STATED EXERCISE: Collect every line in the material below that contains the string "intro" and copy each one out. Case counts.

[Saved data entries]
────────────────────────────────────────

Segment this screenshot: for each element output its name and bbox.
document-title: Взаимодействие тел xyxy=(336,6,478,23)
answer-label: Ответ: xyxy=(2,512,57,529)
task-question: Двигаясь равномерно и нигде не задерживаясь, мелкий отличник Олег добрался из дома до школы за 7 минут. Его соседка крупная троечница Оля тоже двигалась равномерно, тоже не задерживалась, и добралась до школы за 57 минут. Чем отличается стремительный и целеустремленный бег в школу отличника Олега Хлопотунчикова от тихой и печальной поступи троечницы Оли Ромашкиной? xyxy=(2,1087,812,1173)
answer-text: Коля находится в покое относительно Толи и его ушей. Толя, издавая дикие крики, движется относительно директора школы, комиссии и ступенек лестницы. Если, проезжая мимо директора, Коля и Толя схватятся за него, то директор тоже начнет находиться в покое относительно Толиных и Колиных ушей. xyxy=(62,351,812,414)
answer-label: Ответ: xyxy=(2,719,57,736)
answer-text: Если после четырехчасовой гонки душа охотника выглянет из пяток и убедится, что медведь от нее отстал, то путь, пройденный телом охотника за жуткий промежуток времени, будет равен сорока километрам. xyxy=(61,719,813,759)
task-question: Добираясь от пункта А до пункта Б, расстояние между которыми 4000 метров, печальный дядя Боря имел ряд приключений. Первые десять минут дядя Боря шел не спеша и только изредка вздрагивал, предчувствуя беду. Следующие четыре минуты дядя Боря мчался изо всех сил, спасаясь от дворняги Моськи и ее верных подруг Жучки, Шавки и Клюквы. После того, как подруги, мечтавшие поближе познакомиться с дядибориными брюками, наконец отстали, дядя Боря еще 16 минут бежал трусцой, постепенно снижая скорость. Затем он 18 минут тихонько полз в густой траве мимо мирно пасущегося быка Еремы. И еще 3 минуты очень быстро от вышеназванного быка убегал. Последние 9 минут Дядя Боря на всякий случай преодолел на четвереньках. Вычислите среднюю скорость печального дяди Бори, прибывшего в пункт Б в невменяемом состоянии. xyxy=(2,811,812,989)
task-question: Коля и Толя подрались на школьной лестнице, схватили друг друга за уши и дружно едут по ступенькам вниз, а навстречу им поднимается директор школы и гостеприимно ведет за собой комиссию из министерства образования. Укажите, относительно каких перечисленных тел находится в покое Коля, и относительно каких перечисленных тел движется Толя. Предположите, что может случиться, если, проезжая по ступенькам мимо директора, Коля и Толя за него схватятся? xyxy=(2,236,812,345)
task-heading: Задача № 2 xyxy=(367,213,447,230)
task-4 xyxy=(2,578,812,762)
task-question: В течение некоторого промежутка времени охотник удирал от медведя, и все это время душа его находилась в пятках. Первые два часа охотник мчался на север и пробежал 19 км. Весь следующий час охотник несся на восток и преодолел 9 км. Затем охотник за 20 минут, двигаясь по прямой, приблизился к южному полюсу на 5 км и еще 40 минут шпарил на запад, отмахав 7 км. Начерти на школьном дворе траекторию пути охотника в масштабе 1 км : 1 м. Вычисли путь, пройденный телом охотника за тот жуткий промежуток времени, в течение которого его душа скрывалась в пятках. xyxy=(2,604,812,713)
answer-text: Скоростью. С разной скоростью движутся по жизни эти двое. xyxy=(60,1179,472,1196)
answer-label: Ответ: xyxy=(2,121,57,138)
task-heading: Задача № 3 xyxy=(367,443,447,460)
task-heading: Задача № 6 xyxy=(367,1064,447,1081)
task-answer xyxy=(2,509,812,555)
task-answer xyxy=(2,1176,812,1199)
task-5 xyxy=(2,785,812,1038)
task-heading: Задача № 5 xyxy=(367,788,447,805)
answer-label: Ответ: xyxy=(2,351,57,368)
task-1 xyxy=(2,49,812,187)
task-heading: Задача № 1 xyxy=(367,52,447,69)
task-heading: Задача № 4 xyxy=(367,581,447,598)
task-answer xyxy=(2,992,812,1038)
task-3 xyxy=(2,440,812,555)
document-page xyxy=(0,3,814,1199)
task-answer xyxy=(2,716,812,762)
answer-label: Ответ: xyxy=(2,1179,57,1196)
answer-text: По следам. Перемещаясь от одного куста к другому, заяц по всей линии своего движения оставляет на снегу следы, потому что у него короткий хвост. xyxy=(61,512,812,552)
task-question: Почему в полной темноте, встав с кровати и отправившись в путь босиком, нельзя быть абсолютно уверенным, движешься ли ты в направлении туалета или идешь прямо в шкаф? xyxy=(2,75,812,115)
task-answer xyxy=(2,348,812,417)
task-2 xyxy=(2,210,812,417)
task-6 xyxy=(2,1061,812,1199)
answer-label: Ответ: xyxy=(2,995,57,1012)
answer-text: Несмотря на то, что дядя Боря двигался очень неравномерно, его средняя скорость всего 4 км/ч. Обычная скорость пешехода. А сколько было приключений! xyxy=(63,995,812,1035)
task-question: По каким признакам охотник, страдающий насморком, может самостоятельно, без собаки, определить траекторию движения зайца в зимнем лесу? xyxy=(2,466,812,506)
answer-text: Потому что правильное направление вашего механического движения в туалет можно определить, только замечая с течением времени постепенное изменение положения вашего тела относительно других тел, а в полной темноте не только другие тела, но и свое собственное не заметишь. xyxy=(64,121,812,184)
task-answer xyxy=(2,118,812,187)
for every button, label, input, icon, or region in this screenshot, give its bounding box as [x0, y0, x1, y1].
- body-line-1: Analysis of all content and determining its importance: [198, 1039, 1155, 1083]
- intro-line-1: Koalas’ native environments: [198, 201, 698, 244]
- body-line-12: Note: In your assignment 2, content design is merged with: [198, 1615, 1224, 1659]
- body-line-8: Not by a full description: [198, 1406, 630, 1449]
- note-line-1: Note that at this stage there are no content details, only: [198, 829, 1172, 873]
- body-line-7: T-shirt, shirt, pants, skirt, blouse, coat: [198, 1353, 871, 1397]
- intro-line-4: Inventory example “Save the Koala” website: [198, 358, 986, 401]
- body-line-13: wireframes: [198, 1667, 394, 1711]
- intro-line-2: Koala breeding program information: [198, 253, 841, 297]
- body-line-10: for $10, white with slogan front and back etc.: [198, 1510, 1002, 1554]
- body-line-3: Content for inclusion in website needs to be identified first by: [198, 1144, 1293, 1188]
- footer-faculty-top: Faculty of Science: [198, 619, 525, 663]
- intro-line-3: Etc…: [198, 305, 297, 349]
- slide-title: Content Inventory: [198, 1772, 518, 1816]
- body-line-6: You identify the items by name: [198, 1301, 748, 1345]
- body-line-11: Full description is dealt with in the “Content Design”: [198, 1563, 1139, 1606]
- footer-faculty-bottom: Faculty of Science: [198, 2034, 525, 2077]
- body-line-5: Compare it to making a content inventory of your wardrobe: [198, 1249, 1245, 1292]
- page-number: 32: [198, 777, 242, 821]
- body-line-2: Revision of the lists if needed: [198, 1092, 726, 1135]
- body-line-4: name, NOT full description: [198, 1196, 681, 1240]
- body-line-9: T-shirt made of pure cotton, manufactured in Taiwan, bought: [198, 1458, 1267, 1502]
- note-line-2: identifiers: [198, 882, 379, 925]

────────────────────────────────────────

WRITTEN RESPONSE:
- intro-line-1: Koalas’ native environments: [198, 201, 698, 244]
- intro-line-4: Inventory example “Save the Koala” website: [198, 358, 986, 401]
- intro-line-2: Koala breeding program information: [198, 253, 841, 297]
- intro-line-3: Etc…: [198, 305, 297, 349]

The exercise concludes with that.